Copy the lines holding the word "circle", all of them.

_DATASET:_
╭──
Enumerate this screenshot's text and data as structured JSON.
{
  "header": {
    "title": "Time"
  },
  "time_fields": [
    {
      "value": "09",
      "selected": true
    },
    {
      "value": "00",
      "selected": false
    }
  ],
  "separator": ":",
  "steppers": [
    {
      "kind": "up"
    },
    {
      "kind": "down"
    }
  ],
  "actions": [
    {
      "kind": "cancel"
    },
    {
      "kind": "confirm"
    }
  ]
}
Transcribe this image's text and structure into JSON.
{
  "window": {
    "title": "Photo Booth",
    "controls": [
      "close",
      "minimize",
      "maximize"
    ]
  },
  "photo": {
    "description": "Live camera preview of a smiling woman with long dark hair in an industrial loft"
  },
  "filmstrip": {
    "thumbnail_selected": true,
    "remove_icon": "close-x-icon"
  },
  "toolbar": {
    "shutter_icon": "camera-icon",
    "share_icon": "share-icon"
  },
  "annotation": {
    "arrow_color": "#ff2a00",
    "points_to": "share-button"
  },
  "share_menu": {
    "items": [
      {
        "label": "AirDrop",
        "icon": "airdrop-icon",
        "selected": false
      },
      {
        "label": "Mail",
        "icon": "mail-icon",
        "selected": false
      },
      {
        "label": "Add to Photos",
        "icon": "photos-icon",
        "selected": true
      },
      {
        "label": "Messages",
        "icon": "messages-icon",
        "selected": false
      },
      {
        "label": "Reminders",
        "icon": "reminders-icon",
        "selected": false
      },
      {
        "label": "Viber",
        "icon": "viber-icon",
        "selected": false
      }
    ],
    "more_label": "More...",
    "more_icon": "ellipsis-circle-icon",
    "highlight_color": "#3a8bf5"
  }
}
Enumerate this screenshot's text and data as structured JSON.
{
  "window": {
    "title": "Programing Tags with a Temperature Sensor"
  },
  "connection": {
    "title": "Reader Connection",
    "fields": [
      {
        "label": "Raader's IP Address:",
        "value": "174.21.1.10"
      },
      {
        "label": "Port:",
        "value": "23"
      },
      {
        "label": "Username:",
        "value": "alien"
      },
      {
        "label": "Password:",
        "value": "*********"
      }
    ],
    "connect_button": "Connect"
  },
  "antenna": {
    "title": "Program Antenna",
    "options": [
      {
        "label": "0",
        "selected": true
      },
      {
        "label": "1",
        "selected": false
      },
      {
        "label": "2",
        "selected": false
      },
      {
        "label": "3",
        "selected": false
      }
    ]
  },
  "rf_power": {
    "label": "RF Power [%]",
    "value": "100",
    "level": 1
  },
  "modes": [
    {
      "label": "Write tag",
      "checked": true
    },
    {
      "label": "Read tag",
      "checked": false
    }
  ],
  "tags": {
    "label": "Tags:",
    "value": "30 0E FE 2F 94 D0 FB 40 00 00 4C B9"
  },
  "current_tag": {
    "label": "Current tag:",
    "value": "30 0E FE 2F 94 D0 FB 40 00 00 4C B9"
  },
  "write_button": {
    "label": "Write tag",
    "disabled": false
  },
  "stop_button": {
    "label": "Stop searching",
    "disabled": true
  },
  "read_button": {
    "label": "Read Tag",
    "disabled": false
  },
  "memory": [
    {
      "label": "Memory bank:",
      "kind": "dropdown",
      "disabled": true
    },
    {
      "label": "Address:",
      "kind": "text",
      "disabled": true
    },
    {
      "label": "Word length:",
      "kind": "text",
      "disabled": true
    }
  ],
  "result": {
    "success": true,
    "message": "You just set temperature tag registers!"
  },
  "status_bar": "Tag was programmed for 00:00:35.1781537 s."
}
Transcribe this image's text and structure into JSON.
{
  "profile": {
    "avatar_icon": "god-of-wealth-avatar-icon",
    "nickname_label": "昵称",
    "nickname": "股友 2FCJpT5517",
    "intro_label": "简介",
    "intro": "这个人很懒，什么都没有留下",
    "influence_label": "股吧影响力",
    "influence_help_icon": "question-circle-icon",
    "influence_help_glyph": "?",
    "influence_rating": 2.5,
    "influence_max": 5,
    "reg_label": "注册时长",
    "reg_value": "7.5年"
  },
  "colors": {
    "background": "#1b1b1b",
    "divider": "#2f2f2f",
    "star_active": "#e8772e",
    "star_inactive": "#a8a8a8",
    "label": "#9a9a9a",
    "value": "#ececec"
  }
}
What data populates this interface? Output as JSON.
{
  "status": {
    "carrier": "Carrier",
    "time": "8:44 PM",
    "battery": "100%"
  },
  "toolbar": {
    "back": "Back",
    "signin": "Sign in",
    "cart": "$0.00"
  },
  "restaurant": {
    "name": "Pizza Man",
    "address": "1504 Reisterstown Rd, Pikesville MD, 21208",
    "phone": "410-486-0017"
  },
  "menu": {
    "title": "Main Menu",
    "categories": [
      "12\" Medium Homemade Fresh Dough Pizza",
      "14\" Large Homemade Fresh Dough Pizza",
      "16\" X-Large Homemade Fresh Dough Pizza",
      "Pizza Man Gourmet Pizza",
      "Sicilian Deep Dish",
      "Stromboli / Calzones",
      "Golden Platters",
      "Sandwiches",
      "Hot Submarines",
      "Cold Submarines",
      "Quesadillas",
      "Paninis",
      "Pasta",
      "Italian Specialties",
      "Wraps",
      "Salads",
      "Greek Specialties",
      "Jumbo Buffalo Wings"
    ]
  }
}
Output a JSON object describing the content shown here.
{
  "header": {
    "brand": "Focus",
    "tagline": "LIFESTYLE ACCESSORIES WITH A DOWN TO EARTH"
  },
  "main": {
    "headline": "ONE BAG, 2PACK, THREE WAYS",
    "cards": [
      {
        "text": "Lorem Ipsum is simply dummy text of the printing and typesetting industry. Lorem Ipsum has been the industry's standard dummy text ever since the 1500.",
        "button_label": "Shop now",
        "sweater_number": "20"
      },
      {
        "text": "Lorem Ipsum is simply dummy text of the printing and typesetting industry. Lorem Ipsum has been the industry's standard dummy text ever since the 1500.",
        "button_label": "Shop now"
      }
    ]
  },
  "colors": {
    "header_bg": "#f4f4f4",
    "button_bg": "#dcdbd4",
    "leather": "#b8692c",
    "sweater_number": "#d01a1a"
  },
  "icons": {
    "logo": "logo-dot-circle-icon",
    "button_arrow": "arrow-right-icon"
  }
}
╰──
_ANSWER TO THIS PROBLEM:_
    "more_icon": "ellipsis-circle-icon",
    "influence_help_icon": "question-circle-icon",
    "logo": "logo-dot-circle-icon",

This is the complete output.